─── Data for this task ───

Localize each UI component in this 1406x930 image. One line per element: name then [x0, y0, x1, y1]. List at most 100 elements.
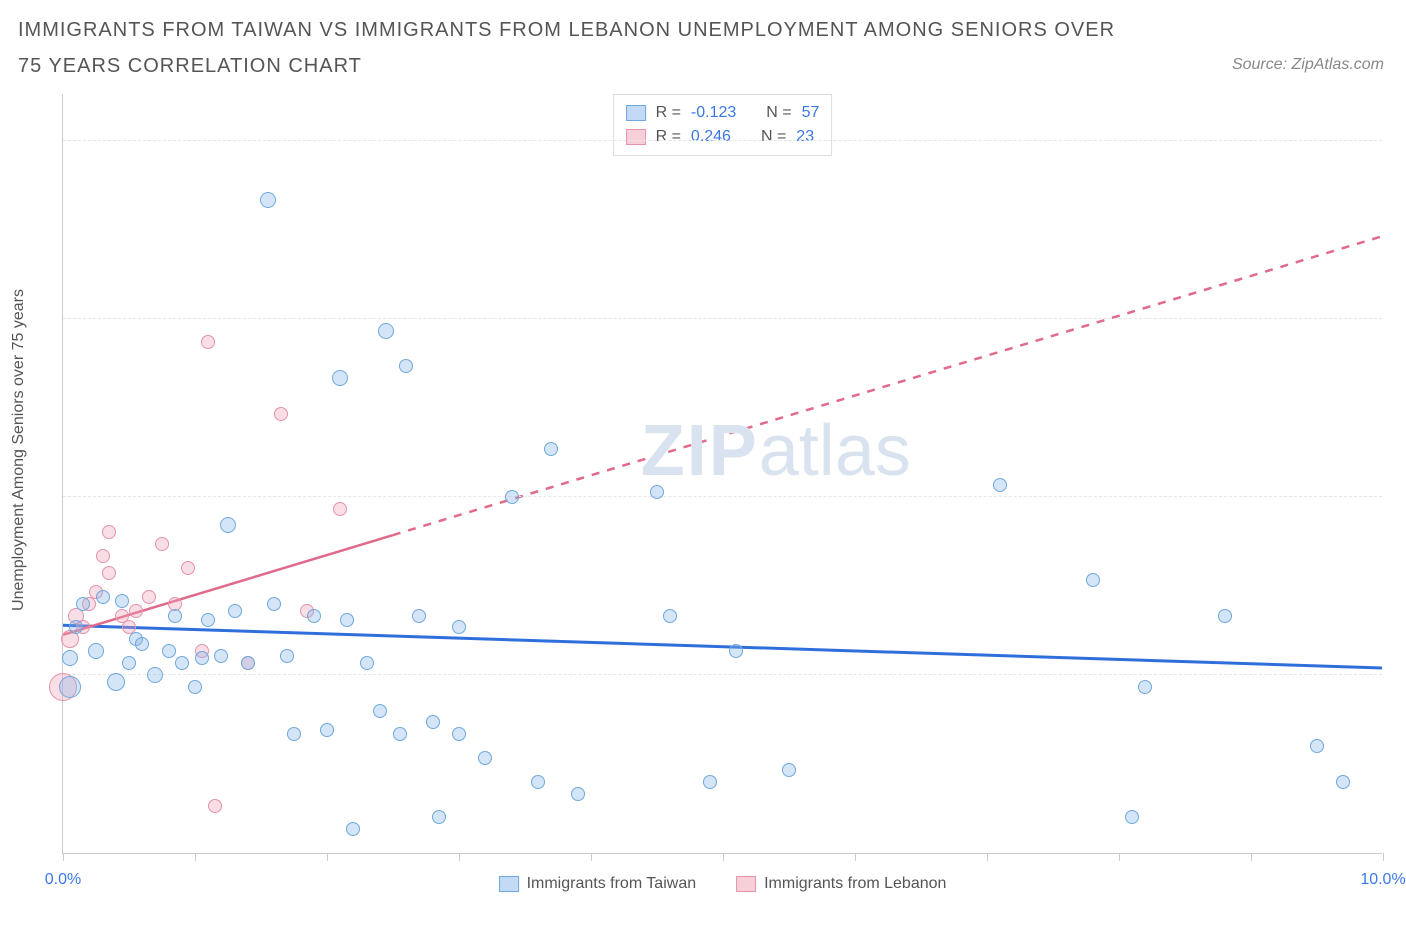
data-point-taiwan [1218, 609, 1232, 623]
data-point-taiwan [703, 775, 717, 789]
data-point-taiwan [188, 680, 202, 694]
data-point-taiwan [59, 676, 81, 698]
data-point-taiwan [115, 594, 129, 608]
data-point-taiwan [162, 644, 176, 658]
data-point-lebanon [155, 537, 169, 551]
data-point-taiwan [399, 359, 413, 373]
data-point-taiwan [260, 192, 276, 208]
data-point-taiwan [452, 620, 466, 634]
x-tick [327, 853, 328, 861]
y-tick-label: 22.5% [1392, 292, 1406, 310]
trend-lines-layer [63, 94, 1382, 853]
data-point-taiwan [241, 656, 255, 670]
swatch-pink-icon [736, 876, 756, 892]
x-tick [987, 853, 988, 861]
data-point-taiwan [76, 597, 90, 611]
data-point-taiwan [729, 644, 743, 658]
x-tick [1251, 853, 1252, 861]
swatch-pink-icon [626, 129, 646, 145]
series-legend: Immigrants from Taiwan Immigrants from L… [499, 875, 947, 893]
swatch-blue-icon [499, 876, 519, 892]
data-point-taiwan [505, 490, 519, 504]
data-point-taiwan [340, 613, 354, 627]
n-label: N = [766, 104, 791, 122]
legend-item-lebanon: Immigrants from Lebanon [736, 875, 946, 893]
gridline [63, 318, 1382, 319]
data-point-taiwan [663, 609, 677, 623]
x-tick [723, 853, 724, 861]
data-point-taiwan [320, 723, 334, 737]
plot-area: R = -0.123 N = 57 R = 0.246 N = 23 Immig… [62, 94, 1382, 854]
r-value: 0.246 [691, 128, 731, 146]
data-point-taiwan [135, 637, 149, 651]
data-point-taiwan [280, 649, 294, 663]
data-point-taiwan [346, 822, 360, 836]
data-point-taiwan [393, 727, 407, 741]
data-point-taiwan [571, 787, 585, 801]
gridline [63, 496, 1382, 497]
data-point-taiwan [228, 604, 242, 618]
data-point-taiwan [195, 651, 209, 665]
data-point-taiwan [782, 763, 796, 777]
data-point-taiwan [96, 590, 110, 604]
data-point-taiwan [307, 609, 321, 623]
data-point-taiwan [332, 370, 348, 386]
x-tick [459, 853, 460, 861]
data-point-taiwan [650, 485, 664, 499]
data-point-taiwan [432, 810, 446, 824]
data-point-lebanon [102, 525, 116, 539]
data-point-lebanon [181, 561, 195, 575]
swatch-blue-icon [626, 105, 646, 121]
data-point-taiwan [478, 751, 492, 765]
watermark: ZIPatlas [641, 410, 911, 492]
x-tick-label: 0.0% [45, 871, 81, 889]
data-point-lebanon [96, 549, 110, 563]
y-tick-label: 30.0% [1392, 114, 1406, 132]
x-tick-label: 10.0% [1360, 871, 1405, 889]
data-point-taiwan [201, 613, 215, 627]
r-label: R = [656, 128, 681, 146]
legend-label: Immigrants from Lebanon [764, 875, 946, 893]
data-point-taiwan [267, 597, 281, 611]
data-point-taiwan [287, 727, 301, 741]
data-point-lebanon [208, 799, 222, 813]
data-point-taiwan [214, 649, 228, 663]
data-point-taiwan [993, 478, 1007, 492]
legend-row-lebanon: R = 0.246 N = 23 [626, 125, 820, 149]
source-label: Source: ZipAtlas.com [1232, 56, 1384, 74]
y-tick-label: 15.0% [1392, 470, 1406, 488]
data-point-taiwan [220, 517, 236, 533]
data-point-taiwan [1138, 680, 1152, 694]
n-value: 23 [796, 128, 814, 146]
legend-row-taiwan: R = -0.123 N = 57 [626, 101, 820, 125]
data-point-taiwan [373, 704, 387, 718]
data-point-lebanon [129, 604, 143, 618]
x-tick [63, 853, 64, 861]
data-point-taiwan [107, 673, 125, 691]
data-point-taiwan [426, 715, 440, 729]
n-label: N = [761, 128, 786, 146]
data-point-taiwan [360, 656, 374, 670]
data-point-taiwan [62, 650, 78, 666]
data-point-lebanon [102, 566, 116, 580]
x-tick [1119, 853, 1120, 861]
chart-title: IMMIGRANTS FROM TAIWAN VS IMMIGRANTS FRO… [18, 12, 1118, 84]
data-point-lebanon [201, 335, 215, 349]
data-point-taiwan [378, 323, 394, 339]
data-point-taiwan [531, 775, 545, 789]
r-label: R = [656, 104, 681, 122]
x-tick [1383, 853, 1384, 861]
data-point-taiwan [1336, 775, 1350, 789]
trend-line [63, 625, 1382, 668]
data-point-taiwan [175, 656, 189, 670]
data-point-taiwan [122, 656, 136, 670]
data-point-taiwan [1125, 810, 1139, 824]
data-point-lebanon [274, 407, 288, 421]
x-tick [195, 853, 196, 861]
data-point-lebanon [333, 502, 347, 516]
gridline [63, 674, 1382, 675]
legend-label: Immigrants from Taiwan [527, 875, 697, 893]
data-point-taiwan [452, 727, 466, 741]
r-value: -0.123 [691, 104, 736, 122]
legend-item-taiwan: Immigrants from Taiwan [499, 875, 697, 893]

───
─── Data for this task ───

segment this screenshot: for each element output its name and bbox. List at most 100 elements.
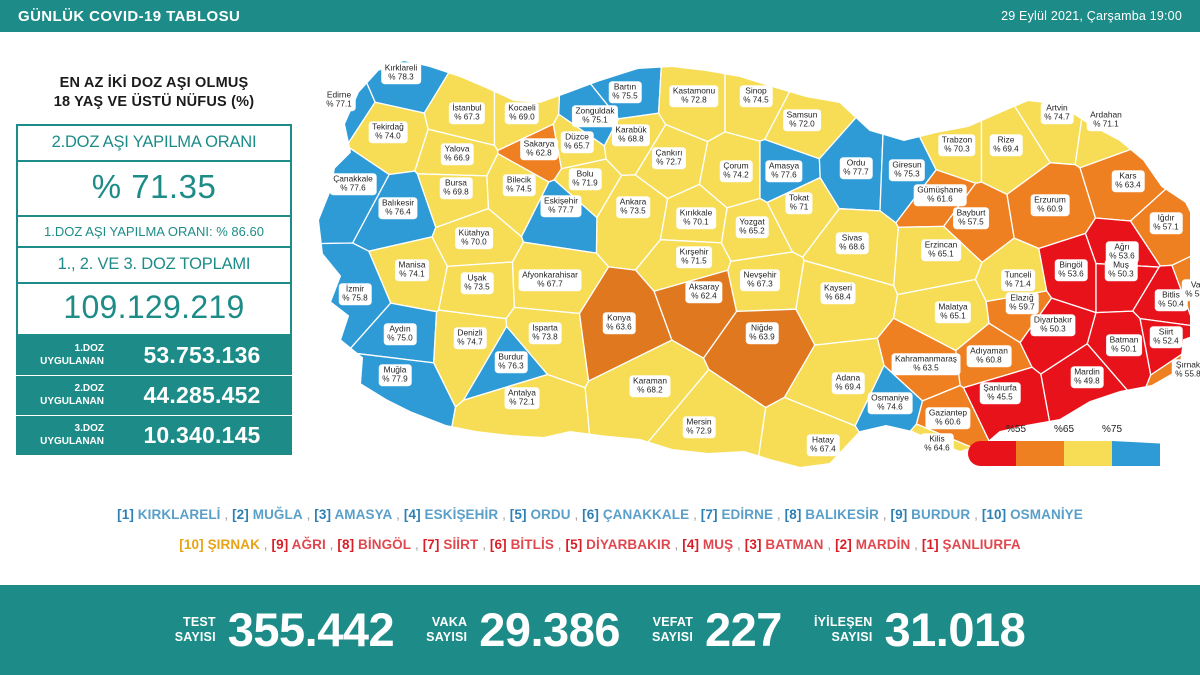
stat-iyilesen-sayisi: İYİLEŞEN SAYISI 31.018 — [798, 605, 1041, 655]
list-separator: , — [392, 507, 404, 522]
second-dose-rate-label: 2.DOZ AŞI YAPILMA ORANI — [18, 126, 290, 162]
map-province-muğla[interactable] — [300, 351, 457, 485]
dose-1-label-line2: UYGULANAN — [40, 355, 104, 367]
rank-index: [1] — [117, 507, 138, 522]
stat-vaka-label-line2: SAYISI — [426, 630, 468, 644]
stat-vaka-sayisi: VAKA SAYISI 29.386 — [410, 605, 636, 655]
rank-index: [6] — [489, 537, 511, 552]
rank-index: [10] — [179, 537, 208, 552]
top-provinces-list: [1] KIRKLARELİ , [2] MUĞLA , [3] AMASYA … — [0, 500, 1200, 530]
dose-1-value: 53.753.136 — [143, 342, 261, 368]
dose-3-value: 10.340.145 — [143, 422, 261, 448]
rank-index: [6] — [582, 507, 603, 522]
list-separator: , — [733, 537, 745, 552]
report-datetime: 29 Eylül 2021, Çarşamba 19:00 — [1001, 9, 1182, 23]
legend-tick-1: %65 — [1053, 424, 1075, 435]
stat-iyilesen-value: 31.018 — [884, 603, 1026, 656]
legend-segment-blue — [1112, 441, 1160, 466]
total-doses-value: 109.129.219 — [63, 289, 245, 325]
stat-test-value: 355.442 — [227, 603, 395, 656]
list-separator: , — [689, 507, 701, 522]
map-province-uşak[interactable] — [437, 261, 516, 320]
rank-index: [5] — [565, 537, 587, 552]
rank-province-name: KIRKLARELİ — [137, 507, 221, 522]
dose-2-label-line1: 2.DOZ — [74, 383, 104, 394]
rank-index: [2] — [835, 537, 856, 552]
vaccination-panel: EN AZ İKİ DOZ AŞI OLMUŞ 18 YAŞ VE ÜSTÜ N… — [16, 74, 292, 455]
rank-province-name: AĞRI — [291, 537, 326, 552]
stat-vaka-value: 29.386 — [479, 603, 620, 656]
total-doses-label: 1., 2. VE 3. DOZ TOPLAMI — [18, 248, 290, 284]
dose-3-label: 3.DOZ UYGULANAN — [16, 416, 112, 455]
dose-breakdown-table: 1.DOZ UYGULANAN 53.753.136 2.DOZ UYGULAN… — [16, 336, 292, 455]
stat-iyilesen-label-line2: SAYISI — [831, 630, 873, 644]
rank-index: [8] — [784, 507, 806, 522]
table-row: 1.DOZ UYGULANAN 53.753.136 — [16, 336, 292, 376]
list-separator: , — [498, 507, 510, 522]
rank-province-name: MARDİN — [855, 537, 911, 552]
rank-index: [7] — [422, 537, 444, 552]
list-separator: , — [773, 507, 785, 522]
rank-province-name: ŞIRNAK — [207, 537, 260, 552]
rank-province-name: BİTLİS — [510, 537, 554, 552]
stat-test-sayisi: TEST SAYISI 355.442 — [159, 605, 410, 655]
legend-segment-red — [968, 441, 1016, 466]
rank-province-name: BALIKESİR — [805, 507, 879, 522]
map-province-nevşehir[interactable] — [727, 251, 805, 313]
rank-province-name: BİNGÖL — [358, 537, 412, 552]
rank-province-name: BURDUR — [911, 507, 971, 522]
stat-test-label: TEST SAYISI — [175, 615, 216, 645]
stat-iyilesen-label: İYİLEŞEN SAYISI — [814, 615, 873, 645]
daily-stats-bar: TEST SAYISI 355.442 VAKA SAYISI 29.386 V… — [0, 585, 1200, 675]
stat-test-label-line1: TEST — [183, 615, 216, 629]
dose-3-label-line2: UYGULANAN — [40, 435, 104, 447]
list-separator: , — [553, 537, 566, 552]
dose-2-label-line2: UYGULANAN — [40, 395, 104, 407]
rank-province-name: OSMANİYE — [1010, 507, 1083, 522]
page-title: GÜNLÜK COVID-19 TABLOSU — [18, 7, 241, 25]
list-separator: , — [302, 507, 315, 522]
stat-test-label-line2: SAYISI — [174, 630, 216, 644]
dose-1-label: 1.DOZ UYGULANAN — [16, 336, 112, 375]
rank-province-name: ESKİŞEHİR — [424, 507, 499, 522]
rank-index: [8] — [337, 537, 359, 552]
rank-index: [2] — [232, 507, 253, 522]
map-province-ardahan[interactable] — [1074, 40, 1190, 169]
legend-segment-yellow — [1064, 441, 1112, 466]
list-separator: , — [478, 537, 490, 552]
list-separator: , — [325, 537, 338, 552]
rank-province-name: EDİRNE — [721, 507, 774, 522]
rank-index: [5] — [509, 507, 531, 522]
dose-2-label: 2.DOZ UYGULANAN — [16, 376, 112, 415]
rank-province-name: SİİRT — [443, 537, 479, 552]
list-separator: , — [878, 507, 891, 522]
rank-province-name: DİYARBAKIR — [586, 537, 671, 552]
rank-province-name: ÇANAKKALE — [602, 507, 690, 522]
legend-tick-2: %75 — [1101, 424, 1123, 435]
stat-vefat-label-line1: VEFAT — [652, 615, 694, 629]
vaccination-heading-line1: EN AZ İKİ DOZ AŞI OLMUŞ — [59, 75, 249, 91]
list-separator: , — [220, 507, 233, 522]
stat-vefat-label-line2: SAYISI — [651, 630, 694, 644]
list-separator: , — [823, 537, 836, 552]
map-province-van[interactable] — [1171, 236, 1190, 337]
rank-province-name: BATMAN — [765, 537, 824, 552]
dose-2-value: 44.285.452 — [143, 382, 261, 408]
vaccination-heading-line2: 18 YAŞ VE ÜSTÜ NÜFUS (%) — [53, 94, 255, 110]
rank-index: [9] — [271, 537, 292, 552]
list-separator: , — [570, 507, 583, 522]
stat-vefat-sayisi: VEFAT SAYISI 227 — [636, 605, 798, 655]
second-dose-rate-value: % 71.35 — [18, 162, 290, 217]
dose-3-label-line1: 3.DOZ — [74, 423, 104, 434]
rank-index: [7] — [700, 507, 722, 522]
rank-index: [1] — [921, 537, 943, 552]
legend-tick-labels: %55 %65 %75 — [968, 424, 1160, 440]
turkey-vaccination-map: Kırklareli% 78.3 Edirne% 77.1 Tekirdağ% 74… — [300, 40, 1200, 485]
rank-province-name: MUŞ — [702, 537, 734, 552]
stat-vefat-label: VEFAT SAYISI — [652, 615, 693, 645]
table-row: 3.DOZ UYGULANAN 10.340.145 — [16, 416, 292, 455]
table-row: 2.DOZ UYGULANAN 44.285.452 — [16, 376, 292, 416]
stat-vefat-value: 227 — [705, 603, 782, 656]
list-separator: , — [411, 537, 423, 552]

───

### Given instruction
Copy the records verbatim, from the line containing "stat-iyilesen-sayisi: İYİLEŞEN SAYISI" up to and including the line containing "list-separator: , — [733, 537, 745, 552]".

### Solved exercise
stat-iyilesen-sayisi: İYİLEŞEN SAYISI 31.018 — [798, 605, 1041, 655]
list-separator: , — [392, 507, 404, 522]
second-dose-rate-label: 2.DOZ AŞI YAPILMA ORANI — [18, 126, 290, 162]
map-province-muğla[interactable] — [300, 351, 457, 485]
dose-1-label-line2: UYGULANAN — [40, 355, 104, 367]
rank-index: [1] — [117, 507, 138, 522]
stat-vaka-label-line2: SAYISI — [426, 630, 468, 644]
stat-vaka-sayisi: VAKA SAYISI 29.386 — [410, 605, 636, 655]
rank-index: [6] — [489, 537, 511, 552]
rank-index: [10] — [179, 537, 208, 552]
top-provinces-list: [1] KIRKLARELİ , [2] MUĞLA , [3] AMASYA … — [0, 500, 1200, 530]
dose-1-value: 53.753.136 — [143, 342, 261, 368]
dose-3-value: 10.340.145 — [143, 422, 261, 448]
rank-index: [6] — [582, 507, 603, 522]
list-separator: , — [733, 537, 745, 552]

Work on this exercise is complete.